Dataset entries on figures:
##########
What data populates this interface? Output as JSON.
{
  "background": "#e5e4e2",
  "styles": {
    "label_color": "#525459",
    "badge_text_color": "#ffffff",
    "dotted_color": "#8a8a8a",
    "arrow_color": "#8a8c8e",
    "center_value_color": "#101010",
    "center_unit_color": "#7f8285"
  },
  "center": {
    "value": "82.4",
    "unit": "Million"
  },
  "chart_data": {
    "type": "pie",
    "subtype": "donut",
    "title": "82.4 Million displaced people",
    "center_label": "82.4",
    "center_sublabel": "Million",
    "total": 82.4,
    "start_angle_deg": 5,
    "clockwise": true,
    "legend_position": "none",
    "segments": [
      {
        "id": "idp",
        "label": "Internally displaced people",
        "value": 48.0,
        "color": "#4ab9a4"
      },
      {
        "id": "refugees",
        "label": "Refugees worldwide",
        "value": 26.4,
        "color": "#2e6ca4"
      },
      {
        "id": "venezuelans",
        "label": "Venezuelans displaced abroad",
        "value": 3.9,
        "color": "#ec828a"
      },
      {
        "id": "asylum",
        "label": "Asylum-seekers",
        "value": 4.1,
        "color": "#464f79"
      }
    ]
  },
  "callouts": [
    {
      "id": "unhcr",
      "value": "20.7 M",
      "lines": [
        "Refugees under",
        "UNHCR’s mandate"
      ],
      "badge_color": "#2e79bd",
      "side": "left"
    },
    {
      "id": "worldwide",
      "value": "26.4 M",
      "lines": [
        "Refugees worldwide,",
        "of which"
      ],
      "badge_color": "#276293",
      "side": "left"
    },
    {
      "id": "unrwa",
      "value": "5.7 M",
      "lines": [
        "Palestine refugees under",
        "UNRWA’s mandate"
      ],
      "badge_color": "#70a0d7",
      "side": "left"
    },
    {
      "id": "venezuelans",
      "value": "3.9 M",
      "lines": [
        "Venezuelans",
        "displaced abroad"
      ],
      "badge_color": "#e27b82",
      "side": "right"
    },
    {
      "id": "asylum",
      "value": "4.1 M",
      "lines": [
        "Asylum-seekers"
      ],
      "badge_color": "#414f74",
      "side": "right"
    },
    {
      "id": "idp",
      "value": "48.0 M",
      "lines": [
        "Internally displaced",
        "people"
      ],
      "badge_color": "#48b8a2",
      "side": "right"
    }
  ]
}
##########
Search the preceding listing for the word "under" and pull out every line that holds it.

COMPLETE ANSWER:
        "Refugees under",
        "Palestine refugees under",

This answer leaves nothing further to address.